SELECTED PASSAGE below:

Yes, the current film (as also the book that it's based on) does carry with it some controversy: God the Father (of the Holy Trinity) appears first in the story as "God the Mother" (played again quite well by Octavia Spencer).  That God "the Father" (in many languages "Father" is the default word for "Parent" ...) would be appear first in the story as "Mother" will initially rile many Christian traditionalists.  However the story here has God _having a purpose_ to coming to the story's chief protagonist, a Job-like, American (white) "Everyman" named Mack Philips (played _quite excellently_ by Sam Worthington) IN THIS WAY.

God as "Divine Parent" answers Mack's question on this point (even Mack finds it rather odd ... his whole family "back home" had been calling God "Papa") telling Mack: "Based on what you've been going through lately, I don't believe appearing to you as "Father" now would be particularly helpful to you.  You're not ready for that yet."  

So what then has been happening to Mack?  Well, we do learn that he did grow-up with an abusive father.  However, more recently, he was mourning the truly TERRIBLE (and seemingly utterly RANDOM and RANDOMLY EVIL) loss of his youngest, cute as button, daughter named Missy (played again wonderfully in the story by Amélie Eve).

At the point in the story when Mack encounters God as the Trinity (Son played by Avraham Aviv Alush, Holy Spirit by Sumire Matsubara) IN THE SHACK where his beautiful 8-year-old girl HAD BEEN KIDNAPPED TO and MURDERED, a SHACK that's _transformed_ into a LUSH AND BEAUTIFUL PLACE (though it was Winter) by THE DIVINE PRESENCE, _all_ that Mack really wanted was REVENGE or, if not that, then at least Death (for himself).

God, appearing as a TRULY all-Loving MOTHER, _helps_ him get through the first steps of letting go of the ANGER / HATE and above all CRUSHING PAIN.

End of SELECTED PASSAGE.

### PROBLEMS TO WORK ON
- a) Answer these from the film review above, one line each:
(i) Which actor plays Mack Philips?
(ii) What had Mack's family back home been calling God?
(iii) Who plays the Holy Spirit?
- b) Please write a few more paragraphs of the film review above, picking up after its last sentence.

PROVIDED RECORDS below:

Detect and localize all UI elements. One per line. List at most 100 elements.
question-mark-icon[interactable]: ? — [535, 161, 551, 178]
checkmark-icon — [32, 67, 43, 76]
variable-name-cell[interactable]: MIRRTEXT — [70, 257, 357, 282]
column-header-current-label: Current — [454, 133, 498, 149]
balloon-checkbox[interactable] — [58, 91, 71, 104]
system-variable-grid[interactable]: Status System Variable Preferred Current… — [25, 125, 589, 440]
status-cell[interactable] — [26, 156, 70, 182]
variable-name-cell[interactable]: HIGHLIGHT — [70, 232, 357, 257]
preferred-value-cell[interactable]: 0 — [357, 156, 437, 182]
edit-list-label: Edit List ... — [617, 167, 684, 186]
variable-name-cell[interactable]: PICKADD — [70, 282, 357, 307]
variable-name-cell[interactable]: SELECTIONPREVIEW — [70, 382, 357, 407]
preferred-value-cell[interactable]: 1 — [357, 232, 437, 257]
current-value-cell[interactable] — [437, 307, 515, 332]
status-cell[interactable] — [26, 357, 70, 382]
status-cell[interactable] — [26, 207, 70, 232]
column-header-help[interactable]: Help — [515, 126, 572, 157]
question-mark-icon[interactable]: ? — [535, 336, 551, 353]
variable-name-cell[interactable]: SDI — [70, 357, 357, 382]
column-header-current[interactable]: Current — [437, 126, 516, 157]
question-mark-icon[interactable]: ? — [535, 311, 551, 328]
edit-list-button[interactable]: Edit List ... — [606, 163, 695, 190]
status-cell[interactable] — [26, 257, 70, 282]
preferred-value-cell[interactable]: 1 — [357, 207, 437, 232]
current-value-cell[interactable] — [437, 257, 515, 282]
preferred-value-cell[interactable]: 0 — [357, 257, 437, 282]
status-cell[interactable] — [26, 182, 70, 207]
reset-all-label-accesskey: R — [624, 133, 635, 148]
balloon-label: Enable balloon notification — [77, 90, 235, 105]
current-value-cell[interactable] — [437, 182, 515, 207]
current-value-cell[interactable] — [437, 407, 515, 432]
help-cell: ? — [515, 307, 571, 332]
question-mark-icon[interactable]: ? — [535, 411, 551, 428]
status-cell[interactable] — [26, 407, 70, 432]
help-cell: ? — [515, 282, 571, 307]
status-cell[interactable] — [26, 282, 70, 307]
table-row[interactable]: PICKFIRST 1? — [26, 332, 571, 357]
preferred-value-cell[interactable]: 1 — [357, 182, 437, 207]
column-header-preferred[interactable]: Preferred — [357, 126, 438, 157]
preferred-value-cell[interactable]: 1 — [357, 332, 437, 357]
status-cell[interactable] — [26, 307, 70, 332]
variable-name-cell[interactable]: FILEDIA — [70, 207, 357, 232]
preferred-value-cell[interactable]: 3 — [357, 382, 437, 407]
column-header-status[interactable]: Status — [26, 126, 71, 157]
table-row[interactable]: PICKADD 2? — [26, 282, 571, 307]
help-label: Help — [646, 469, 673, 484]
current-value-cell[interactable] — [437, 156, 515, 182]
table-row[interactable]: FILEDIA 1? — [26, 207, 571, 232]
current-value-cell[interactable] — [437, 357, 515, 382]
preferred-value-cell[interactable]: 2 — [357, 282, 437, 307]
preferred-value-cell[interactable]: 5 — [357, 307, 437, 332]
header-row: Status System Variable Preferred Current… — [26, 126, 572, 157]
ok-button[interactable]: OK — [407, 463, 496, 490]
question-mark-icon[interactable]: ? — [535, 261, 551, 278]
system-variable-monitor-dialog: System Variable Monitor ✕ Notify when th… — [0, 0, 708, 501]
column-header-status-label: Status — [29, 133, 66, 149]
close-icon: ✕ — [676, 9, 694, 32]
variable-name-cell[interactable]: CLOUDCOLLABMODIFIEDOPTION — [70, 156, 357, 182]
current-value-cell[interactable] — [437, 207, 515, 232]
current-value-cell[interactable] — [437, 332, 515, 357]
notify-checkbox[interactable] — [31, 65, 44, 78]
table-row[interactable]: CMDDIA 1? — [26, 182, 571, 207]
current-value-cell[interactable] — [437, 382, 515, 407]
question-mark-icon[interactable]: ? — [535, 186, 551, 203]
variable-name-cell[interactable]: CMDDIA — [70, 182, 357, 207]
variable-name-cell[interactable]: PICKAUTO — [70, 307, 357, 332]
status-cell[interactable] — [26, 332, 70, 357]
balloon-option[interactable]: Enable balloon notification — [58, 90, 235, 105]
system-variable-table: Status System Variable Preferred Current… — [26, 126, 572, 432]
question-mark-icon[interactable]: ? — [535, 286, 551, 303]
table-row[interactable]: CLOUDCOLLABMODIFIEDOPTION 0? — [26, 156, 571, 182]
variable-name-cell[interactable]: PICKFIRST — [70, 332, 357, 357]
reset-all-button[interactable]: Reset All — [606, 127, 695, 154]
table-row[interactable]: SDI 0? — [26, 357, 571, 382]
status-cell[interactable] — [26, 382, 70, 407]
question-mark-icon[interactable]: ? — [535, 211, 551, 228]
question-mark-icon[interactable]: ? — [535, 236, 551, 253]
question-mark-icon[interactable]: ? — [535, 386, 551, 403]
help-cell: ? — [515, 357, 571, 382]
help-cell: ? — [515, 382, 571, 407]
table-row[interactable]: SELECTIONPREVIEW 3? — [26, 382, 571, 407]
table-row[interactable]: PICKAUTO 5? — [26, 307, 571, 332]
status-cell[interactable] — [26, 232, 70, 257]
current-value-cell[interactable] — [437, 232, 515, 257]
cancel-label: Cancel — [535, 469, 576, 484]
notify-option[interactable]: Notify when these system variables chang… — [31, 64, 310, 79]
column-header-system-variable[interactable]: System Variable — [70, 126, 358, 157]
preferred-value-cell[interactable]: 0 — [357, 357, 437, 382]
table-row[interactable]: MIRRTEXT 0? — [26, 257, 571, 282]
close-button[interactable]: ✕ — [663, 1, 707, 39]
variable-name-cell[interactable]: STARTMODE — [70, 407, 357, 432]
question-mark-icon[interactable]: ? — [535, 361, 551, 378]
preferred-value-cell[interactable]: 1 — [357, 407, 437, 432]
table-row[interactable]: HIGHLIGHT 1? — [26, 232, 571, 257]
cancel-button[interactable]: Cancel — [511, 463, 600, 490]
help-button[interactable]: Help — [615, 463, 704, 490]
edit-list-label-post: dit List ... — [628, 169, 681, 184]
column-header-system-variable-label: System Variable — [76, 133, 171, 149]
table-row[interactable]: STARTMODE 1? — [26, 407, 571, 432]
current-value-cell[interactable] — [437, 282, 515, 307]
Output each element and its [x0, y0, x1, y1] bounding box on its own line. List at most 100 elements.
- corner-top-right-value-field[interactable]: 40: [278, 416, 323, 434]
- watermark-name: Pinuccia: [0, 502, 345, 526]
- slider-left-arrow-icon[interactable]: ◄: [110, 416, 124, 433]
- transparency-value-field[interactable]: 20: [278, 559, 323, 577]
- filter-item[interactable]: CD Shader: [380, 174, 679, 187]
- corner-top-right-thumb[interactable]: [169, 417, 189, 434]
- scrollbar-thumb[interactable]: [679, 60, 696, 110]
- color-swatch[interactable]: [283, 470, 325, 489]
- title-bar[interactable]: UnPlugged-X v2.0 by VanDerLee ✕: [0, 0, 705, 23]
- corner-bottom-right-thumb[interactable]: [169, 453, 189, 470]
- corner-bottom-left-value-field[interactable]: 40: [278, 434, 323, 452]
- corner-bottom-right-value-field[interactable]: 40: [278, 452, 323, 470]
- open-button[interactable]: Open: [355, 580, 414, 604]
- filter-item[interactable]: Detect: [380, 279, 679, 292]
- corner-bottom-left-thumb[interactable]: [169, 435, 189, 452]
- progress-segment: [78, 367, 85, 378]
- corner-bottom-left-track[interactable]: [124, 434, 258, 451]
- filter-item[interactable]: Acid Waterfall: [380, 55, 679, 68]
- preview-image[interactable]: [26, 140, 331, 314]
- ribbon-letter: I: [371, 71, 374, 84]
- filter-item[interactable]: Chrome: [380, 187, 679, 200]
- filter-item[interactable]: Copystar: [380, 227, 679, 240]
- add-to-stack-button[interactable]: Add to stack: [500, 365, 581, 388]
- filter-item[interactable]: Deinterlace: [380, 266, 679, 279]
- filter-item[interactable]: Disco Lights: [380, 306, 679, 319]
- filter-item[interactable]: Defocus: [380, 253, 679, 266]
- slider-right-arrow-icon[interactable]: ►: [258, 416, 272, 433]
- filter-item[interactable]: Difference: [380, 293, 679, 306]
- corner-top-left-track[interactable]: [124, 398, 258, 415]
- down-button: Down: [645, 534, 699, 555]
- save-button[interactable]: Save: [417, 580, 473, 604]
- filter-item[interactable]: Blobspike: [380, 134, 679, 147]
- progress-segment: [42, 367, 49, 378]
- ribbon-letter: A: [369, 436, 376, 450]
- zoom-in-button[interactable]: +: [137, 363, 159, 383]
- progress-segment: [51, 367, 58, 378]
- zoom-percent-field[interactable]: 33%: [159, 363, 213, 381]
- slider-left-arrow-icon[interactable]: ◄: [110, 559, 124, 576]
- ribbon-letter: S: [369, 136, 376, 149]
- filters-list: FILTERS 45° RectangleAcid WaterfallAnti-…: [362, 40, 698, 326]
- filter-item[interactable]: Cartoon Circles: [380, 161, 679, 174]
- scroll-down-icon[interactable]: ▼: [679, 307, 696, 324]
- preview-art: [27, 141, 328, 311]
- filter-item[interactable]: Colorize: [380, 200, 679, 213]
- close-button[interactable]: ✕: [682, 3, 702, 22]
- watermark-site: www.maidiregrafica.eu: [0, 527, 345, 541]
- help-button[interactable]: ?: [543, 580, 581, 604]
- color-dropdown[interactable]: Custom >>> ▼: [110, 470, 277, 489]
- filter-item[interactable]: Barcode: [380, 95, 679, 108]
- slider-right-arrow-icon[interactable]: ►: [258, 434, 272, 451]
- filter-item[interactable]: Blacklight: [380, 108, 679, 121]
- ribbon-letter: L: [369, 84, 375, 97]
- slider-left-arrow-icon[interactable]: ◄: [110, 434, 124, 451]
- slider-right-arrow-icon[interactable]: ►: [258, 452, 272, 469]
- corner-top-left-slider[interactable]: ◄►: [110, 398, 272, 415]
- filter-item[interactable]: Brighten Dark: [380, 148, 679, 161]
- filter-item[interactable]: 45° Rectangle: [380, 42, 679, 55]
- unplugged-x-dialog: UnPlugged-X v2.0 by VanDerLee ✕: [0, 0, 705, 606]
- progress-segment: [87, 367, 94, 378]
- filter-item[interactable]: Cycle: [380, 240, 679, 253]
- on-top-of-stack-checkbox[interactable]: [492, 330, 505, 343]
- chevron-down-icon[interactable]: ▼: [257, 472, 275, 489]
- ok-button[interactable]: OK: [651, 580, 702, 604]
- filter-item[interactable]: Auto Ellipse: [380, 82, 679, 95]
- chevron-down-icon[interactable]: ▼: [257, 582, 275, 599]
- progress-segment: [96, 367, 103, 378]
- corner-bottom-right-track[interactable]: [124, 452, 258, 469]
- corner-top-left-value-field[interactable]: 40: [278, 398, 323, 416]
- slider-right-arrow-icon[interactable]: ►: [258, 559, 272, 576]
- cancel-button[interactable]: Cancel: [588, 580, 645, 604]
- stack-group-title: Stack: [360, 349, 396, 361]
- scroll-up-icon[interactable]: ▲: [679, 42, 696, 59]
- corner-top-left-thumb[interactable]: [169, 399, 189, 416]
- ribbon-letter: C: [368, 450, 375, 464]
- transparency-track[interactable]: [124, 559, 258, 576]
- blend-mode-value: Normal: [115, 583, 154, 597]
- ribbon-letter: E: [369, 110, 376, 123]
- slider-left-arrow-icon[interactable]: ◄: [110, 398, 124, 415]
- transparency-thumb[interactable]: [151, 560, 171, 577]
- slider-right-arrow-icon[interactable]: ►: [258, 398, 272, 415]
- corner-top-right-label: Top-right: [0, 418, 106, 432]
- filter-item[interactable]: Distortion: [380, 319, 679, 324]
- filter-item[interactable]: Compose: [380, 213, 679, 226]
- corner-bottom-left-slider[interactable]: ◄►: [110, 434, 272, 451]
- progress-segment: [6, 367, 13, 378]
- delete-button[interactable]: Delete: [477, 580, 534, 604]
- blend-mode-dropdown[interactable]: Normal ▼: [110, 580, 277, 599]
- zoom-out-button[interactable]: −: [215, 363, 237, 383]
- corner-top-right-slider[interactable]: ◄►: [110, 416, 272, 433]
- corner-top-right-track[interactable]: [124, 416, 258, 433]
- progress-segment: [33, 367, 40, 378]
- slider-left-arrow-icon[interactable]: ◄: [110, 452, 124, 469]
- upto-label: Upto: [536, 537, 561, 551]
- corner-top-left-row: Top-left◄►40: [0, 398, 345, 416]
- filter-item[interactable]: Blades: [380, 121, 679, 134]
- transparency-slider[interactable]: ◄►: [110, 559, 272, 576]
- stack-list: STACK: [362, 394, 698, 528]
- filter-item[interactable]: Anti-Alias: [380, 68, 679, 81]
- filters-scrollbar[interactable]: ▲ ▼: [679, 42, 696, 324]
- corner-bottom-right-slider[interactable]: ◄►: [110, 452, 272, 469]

End of PROVIDED RECORDS.

### YOUR WRITTEN ANSWERS
- a)
(i) Sam Worthington
(ii) "Papa"
(iii) Sumire Matsubara

- b)
And I have to admit that I both sympathized at times and ADMIRED at other times, Octavia Spencer's playing of her Role (and then also ADMIRED the scriptwriters):

When She first appears to Mack, She tells him that She had "a special love for him."  Then in the course of the seemingly several days conversation Mack has with Her, as well as with both Jesus (the Son) and Divine Breath (Holy Spirit), She repeatedly says: "Oh, I have a special love for [this or that person ... including, amusingly, [random] singer Neil Young] ;-)."  Getting tired of hearing what seemed to be an increasingly tiring cliche', Mack asks her sarcastically: "Is there ANYONE that you DON'T HAVE 'a special love for.'"  And er times, Octavia Spencer (playing GOD here, remember...) smiles and answers ... "No."  YES, our (CREATOR) GOD WOULD HAVE _A SPECIAL LOVE_ for ... US ALL :-)

There's another scene where Divine Wisdom (again portrayed, unquestionably accurately here, as a woman played by Alice Braga) offers Mack the "Judgement Seat" and then gives him the challenge of sending one of his two remaining children, teenagers Kate (played by Megan Charpentier) and Josh (played by Gage Munroe), one to Heaven and ... the other to ... Hell.  Mack refuses, saying "I can't do that."  To which Divine Wisdom answers ... "Exactly.  When they're YOUR CHILDREN, ALL YOUR CHILDREN, it GETS VERY VERY (EVEN IMPOSSIBLY) HARD." 

Finally, there does come a point when God appears at Mack's door as Father (played by Native American actor Graham Greene), to whose appearance Mack replies "I was just getting used to seeing her you as a Mother," to which GOD ANSWERS: "We're going to go now on a hard Spiritual Journey (to finally make peace with what what happened to Mack's daughter), and here you're _going to need_ a Father."

Dear Readers, I am truly IN AWE of this story.  Yes, it challenges Viewers / Readers to look at God a little bit differently than perhaps we are used to.  On the other hand, the pay-off is great.   

I don't think I've heard a better explanation of why God would permit Evil than that prsent in the exchange between Divine Wisdom and Mack -- even someone as misguided, Evil as Hitler began life ... as a Child of God. 

And yes, there are times that we need a compassionate God to _cry with_ and other times a still compassionate God to _lean (and cry) on_.  And seeing God as, above all, a Divine Parent in whose image, male and female, we were created [Gen 1, 27], helps make this work.

A excellent, and if nothing else, thought-provoking work!